=== Извлечённый текст ===

А факты были таковы. В нашей газете развернулась дискуссия о том, как вывести комсомол из состояния столбняка, раскрепостить молодую энергию, взломать канцелярщину и бюрократизм... Но нас тут же одернули, обвинили... Теперь уже не припомнить, в чем именно, да это и не важно, важно, что обвинили. Газета напечатала материал: «Анастасия Петровна хочет жить по-человечески» — о матери-героине, которая вместе с мужем и десятью детьми жила в единственной комнатенке, сырой, с протекающей крышей — в шахтерском Старом городе. На бюро обкома «Комсомолец Караганды» обличили в демагогии, редактору впаяли выговор. Правда, газету нашу, и в частности, тот номер, читали вслух, толпясь у киосков «Союзпечати», а спустя какое-то время Анастасия Петровна — крупная, гренадерского роста женщина — пришла к нам вместе с невысоким, застенчиво выглядывающим из-за ее могучей спины мужем пригласить редакцию на новоселье... Это радовало, но не прибавляло ясности, не смиряло гнездящейся в сердце тревоги...

=== Фрагмент набора данных ===

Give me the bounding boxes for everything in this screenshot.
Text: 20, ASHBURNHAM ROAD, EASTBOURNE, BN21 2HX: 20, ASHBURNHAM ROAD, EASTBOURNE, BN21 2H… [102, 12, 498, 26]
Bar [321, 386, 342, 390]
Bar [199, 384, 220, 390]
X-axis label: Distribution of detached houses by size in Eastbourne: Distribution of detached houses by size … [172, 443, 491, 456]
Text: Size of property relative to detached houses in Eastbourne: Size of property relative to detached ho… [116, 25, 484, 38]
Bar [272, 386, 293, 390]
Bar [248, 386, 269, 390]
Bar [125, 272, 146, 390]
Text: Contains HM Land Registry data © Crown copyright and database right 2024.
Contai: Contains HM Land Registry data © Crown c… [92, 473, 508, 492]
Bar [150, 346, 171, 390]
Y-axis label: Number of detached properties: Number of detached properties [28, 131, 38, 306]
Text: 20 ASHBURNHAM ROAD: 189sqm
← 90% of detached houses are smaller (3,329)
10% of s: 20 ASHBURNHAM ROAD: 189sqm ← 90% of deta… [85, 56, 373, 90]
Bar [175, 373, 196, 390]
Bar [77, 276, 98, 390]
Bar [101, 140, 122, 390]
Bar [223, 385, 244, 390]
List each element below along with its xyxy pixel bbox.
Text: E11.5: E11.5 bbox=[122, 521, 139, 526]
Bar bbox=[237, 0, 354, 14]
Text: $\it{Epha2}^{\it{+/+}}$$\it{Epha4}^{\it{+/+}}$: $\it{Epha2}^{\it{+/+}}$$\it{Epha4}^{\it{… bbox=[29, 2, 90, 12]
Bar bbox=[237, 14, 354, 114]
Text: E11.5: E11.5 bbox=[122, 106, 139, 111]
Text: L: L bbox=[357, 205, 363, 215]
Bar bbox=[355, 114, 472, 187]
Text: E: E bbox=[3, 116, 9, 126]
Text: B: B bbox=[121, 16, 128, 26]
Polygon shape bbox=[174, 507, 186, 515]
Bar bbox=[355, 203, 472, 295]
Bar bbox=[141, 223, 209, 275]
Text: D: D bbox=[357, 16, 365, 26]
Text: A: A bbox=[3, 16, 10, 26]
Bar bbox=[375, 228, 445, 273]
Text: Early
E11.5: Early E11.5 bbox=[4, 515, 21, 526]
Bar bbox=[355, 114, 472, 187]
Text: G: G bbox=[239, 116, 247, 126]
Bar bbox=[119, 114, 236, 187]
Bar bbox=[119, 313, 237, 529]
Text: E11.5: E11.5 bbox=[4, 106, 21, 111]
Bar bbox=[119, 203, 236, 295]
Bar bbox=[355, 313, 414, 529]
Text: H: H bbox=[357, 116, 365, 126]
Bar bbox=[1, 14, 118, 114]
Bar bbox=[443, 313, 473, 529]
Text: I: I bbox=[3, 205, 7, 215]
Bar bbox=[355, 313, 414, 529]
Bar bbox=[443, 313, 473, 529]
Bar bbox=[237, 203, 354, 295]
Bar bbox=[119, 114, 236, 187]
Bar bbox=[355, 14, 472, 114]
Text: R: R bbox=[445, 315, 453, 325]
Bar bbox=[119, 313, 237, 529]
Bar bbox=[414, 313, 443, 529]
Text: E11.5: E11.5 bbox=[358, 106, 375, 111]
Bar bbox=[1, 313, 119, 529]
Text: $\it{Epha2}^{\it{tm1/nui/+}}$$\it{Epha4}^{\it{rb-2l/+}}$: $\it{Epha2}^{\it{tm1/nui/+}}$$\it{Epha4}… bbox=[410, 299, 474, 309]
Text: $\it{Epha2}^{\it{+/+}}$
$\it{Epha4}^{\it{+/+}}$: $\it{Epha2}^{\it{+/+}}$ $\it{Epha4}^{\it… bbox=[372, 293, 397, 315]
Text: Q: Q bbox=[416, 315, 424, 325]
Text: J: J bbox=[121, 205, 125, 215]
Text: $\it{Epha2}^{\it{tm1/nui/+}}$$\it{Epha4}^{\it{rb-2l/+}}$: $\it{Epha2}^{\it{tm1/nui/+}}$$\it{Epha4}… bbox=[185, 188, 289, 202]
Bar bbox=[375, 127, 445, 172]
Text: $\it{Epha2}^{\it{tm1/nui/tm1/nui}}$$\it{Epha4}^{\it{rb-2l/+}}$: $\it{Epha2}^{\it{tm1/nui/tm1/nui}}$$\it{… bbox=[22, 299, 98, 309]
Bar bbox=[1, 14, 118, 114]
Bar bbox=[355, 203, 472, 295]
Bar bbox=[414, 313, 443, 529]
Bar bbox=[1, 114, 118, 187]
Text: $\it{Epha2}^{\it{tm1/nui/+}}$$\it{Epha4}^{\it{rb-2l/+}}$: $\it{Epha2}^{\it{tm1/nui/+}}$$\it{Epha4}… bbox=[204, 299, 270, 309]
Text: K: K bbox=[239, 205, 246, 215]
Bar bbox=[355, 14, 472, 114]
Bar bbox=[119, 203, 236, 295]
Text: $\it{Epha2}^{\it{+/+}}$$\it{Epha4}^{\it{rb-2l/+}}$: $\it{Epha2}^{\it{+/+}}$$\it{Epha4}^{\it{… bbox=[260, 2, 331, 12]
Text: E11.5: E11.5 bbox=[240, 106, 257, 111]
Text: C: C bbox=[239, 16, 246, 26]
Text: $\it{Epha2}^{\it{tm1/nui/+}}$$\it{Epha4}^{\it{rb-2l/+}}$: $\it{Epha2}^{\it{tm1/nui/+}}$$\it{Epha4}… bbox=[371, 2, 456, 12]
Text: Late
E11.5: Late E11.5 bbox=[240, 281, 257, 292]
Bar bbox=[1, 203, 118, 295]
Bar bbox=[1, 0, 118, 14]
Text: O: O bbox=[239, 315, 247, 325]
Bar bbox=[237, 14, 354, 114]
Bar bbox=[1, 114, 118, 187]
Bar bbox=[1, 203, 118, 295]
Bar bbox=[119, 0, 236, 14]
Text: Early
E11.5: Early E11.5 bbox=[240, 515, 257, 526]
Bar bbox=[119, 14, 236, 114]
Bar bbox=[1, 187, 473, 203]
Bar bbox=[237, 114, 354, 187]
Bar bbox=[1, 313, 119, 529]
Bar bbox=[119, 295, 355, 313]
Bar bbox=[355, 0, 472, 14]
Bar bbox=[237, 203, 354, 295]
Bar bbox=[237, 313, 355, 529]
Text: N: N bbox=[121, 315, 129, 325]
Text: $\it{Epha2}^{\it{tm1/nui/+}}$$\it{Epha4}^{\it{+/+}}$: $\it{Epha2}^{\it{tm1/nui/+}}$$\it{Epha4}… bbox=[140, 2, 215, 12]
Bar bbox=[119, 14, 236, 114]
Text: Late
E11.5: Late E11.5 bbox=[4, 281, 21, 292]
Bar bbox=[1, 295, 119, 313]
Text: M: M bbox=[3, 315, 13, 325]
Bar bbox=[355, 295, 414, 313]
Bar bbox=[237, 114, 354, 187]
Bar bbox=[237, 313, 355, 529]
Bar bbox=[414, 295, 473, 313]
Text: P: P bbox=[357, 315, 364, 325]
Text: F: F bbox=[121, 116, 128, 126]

===

__Письменное задание__. Пожалуйста, повторите извлечённый текст целиком, без единого изменения. Записи — самостоятельный материал, отдельный от текста.

__Письменный ответ__.
А факты были таковы. В нашей газете развернулась дискуссия о том, как вывести комсомол из состояния столбняка, раскрепостить молодую энергию, взломать канцелярщину и бюрократизм... Но нас тут же одернули, обвинили... Теперь уже не припомнить, в чем именно, да это и не важно, важно, что обвинили. Газета напечатала материал: «Анастасия Петровна хочет жить по-человечески» — о матери-героине, которая вместе с мужем и десятью детьми жила в единственной комнатенке, сырой, с протекающей крышей — в шахтерском Старом городе. На бюро обкома «Комсомолец Караганды» обличили в демагогии, редактору впаяли выговор. Правда, газету нашу, и в частности, тот номер, читали вслух, толпясь у киосков «Союзпечати», а спустя какое-то время Анастасия Петровна — крупная, гренадерского роста женщина — пришла к нам вместе с невысоким, застенчиво выглядывающим из-за ее могучей спины мужем пригласить редакцию на новоселье... Это радовало, но не прибавляло ясности, не смиряло гнездящейся в сердце тревоги...